● Extract to read:
## Looking for the flaw in the logic

Everything about Sudoku that doesn't fit in one of the other sections

### Looking for the flaw in the logic

Wikipedia's been updated, mathematics discussion page, at the bottom. I wouldn't have added it if the method didn't seem solid, but I need to know for sure.

I'm polling for anyone who can disprove the logic, preferable WITHOUT a band generator, as they appear unreliable and far more complex than the problem calls for. (If my solution is correct, band generators are probably WHY no one else has found it yet.)

I've got over 613 sextillion legal combinations, which is over the current accepted method by a factor of nearly 100. As a result, I'm prepared for some very negative feedback. Doesn't bother me. All I need to know is can anyone quantifiably DISPROVE it?
Weaselgrip

Posts: 2
Joined: 06 March 2006

On Wikipedia, Weaselgrip wrote:We begin with 3 blocks (1, 5, & 9) that can legally have their total allotted combinations without affecting each other, since they share no axes. Each of these blocks has 9! possibilities (9*8*7*6… or 362,880). Thus, our calculation begins with (9!^3).

● Material provided:

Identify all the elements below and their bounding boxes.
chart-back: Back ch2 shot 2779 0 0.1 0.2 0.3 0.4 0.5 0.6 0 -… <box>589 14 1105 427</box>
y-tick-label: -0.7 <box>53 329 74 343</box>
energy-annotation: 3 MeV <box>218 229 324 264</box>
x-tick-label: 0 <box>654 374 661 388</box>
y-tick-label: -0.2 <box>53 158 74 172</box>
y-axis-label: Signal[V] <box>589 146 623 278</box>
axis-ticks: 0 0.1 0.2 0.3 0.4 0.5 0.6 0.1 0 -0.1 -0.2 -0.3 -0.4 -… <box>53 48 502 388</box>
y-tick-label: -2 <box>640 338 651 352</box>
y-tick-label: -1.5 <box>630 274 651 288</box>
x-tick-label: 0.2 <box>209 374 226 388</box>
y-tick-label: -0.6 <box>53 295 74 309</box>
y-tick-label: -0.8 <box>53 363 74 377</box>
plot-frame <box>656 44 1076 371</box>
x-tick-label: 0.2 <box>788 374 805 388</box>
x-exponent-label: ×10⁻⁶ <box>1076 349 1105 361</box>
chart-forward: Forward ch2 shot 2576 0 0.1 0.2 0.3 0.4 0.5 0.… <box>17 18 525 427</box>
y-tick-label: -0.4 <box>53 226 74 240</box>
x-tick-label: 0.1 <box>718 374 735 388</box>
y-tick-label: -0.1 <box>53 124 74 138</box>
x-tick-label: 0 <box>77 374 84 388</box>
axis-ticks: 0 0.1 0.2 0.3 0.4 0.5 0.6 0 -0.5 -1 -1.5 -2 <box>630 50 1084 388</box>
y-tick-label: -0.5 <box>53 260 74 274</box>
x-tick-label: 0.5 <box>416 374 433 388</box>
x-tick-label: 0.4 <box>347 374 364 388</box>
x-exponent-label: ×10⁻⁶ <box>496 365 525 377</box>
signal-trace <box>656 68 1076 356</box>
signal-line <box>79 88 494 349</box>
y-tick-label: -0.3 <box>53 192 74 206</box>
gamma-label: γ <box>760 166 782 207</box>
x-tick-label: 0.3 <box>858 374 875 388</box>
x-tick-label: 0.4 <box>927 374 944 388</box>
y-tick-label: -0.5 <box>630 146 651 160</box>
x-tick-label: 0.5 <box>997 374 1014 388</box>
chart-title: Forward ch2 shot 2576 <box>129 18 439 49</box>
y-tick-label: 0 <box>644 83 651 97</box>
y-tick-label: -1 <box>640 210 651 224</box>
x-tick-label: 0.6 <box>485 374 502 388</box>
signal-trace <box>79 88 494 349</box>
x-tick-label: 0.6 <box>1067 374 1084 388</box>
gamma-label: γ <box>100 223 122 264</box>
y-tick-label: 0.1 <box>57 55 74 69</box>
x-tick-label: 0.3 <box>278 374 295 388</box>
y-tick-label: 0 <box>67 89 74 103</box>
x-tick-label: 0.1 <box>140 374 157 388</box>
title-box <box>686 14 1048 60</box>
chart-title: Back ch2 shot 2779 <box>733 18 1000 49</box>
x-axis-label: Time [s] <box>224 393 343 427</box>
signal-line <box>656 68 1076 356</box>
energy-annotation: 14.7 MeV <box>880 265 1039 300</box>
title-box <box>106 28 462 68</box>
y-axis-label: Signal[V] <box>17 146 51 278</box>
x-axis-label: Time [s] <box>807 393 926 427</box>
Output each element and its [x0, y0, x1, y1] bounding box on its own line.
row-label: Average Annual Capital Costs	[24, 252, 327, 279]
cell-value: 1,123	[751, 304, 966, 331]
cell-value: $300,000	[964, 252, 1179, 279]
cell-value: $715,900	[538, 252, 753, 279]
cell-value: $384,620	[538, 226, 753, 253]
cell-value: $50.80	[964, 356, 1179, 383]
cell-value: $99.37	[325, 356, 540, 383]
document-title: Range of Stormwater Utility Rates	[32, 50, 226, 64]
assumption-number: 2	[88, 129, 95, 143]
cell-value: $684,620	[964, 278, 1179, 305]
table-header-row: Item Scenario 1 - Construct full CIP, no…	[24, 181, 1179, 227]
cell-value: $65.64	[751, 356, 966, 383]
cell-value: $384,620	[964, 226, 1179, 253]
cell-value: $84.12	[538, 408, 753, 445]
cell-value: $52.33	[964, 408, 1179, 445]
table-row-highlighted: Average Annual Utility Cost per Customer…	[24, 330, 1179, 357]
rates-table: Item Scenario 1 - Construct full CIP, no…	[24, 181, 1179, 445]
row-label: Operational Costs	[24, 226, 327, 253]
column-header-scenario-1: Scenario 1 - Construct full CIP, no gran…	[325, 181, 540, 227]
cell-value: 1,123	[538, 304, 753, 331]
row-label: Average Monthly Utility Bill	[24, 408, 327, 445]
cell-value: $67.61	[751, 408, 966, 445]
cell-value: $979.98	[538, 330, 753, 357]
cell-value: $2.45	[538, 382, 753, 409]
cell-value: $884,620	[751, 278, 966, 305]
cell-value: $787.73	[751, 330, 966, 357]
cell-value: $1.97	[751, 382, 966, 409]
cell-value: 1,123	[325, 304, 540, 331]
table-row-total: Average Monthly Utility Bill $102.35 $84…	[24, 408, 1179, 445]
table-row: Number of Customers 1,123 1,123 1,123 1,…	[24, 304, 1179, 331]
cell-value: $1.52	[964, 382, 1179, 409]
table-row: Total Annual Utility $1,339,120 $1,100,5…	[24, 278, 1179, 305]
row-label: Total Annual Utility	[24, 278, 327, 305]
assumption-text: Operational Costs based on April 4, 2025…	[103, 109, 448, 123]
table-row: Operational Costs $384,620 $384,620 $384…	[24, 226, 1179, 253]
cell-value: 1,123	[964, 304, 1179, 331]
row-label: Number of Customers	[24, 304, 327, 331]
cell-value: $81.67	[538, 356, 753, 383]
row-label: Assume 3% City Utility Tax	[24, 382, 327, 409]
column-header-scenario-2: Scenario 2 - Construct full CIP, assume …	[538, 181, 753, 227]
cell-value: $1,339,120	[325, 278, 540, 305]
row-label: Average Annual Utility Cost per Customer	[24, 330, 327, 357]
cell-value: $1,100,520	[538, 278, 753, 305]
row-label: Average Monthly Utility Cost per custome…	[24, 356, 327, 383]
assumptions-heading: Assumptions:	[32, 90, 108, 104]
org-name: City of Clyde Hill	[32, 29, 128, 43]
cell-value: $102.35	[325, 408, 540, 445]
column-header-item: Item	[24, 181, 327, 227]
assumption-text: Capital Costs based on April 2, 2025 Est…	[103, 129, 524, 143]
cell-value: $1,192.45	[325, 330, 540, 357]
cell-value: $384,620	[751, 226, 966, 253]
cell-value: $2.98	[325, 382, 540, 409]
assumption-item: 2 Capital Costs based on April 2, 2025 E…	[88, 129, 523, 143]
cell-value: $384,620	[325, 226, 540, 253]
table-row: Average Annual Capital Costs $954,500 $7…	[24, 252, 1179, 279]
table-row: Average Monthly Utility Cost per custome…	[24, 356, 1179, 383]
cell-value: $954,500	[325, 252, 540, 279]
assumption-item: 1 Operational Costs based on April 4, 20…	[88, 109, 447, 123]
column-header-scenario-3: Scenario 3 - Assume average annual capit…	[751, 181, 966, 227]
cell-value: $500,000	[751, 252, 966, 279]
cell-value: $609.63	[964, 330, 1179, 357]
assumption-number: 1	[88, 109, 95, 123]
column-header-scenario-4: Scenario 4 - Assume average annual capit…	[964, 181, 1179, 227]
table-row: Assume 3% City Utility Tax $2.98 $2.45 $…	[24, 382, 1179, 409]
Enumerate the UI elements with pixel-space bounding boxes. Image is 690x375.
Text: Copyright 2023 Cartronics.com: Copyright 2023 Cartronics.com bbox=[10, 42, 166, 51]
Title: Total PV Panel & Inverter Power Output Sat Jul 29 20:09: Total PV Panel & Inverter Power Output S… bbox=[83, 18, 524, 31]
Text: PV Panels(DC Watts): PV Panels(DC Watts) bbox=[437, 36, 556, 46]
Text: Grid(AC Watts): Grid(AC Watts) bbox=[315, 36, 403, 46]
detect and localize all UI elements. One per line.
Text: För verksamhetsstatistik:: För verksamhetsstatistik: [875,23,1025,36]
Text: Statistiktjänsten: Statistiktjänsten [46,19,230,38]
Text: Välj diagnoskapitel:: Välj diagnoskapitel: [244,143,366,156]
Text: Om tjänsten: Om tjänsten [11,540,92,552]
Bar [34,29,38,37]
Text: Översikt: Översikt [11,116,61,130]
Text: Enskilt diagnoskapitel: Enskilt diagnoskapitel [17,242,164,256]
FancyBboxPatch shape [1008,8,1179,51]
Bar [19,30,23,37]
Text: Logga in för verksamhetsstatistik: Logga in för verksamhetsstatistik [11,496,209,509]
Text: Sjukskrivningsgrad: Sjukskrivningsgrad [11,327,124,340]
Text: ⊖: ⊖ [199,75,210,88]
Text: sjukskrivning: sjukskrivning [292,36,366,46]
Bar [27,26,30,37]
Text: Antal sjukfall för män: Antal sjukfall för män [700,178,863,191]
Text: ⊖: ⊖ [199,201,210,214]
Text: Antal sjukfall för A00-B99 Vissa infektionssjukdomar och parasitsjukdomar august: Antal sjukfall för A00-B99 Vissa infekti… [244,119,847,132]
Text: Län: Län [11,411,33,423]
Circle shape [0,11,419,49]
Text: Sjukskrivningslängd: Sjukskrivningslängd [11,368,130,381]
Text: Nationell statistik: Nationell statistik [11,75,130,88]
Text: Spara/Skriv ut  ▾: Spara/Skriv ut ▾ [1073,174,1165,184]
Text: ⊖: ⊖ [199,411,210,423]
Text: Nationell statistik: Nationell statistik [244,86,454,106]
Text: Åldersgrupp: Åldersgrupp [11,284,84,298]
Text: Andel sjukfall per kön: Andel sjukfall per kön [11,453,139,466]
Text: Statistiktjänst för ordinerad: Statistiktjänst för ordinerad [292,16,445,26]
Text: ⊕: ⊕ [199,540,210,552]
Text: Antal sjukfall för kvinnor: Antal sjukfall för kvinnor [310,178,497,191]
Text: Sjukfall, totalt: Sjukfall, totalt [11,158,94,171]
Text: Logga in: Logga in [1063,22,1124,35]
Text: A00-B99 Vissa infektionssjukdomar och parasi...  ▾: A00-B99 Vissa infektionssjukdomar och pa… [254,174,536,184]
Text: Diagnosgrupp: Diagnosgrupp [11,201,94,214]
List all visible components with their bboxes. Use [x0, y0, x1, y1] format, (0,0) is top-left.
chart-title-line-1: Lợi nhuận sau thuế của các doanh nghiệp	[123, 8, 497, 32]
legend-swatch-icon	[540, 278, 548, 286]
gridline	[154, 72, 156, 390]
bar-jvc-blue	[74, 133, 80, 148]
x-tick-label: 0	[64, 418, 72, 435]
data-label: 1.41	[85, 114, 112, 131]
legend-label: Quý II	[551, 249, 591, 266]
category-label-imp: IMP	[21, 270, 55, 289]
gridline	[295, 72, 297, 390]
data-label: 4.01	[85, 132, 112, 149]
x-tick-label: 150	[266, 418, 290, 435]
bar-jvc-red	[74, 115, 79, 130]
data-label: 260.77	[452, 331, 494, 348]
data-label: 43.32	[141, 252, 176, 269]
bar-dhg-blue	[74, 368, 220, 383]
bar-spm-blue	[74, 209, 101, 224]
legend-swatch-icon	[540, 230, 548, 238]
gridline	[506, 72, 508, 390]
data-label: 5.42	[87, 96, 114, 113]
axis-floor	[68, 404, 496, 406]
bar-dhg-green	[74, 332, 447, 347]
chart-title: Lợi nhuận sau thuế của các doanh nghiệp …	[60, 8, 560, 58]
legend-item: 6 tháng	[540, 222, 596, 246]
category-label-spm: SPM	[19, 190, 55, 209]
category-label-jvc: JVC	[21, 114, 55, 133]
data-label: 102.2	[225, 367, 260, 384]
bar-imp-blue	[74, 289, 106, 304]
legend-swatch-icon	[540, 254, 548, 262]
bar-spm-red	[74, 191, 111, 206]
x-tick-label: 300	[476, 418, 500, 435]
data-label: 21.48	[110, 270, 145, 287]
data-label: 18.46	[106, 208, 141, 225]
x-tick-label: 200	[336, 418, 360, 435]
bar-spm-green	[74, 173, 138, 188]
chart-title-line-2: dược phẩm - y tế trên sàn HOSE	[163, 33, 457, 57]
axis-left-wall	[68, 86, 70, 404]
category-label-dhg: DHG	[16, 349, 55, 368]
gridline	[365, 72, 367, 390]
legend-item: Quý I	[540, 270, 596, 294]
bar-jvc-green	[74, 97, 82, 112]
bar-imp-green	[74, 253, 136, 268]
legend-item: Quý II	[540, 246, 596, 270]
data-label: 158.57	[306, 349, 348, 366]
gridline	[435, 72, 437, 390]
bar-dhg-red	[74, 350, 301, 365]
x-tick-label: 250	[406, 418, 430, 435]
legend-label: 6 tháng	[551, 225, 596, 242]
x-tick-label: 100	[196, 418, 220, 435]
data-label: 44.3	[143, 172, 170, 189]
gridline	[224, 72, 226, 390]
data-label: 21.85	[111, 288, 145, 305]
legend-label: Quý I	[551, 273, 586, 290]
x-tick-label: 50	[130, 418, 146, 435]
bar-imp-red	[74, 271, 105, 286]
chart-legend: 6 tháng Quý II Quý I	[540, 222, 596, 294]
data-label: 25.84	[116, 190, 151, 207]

● Task list:
A. In the Sudoku forum thread, which three blocks does the quoted calculation start with?
B. Pick up the Sudoku forum thread after its final sentence and write what comes next.
You won't need the rows for this.

● Results for the exercise:
A. Blocks 1, 5, and 9.

B.
Well there's your first mistake. You're assuming that each choice of B1/5/9 leads to an equal number of completions of the whole grid. To see that this doesn't work, try applying the same logic to the 2x2 case (2x2 boxes each of 2x2 cells, in a grid of overall size 4x4 cells), bearing in mind that the utterly uncontroversial answer in that case is 288 grid completions.

Whatever method you come up with for the 3x3 (ordinary sudoku) case, it has to produce the same result as on Wikipedia or it's just plain wrong. The 6.67e21 figure has been verified time and again using a wide range of techniques by different authors.
Red Ed

Posts: 633
Joined: 06 June 2005

I have managed to disprove it. On several fronts, but the first was along these lines. Thanks.

Got a lot of work to do.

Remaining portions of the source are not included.